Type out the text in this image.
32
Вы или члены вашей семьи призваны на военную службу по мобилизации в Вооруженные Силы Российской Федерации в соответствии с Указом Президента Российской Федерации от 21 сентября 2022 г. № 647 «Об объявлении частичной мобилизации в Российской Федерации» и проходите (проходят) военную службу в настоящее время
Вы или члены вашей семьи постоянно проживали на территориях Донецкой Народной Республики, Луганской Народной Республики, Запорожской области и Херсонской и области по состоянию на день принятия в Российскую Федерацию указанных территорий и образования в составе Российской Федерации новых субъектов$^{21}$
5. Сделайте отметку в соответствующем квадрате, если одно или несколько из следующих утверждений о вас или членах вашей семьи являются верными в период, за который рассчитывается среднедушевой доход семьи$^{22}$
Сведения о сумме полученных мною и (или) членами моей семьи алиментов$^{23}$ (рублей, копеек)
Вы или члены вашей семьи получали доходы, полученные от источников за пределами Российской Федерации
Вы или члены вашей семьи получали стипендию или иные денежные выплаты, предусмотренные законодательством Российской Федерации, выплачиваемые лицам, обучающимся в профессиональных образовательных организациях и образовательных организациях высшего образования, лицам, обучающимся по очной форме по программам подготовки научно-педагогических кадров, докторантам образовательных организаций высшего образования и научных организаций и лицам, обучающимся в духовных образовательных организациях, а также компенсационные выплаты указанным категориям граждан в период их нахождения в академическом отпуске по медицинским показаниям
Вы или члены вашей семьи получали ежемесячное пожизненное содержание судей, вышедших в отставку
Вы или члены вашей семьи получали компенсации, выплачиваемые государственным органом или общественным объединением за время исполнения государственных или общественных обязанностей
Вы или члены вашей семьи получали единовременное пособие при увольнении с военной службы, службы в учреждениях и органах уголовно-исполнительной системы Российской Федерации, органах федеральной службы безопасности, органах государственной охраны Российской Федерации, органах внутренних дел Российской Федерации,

-- -- --

EXERCISE INSTRUCTIONS: The records above should be repeated in full, exactly as given.

RESULT FOR THIS TASK:
Type out the text in this image.
32
Вы или члены вашей семьи призваны на военную службу по мобилизации в Вооруженные Силы Российской Федерации в соответствии с Указом Президента Российской Федерации от 21 сентября 2022 г. № 647 «Об объявлении частичной мобилизации в Российской Федерации» и проходите (проходят) военную службу в настоящее время
Вы или члены вашей семьи постоянно проживали на территориях Донецкой Народной Республики, Луганской Народной Республики, Запорожской области и Херсонской и области по состоянию на день принятия в Российскую Федерацию указанных территорий и образования в составе Российской Федерации новых субъектов$^{21}$
5. Сделайте отметку в соответствующем квадрате, если одно или несколько из следующих утверждений о вас или членах вашей семьи являются верными в период, за который рассчитывается среднедушевой доход семьи$^{22}$
Сведения о сумме полученных мною и (или) членами моей семьи алиментов$^{23}$ (рублей, копеек)
Вы или члены вашей семьи получали доходы, полученные от источников за пределами Российской Федерации
Вы или члены вашей семьи получали стипендию или иные денежные выплаты, предусмотренные законодательством Российской Федерации, выплачиваемые лицам, обучающимся в профессиональных образовательных организациях и образовательных организациях высшего образования, лицам, обучающимся по очной форме по программам подготовки научно-педагогических кадров, докторантам образовательных организаций высшего образования и научных организаций и лицам, обучающимся в духовных образовательных организациях, а также компенсационные выплаты указанным категориям граждан в период их нахождения в академическом отпуске по медицинским показаниям
Вы или члены вашей семьи получали ежемесячное пожизненное содержание судей, вышедших в отставку
Вы или члены вашей семьи получали компенсации, выплачиваемые государственным органом или общественным объединением за время исполнения государственных или общественных обязанностей
Вы или члены вашей семьи получали единовременное пособие при увольнении с военной службы, службы в учреждениях и органах уголовно-исполнительной системы Российской Федерации, органах федеральной службы безопасности, органах государственной охраны Российской Федерации, органах внутренних дел Российской Федерации,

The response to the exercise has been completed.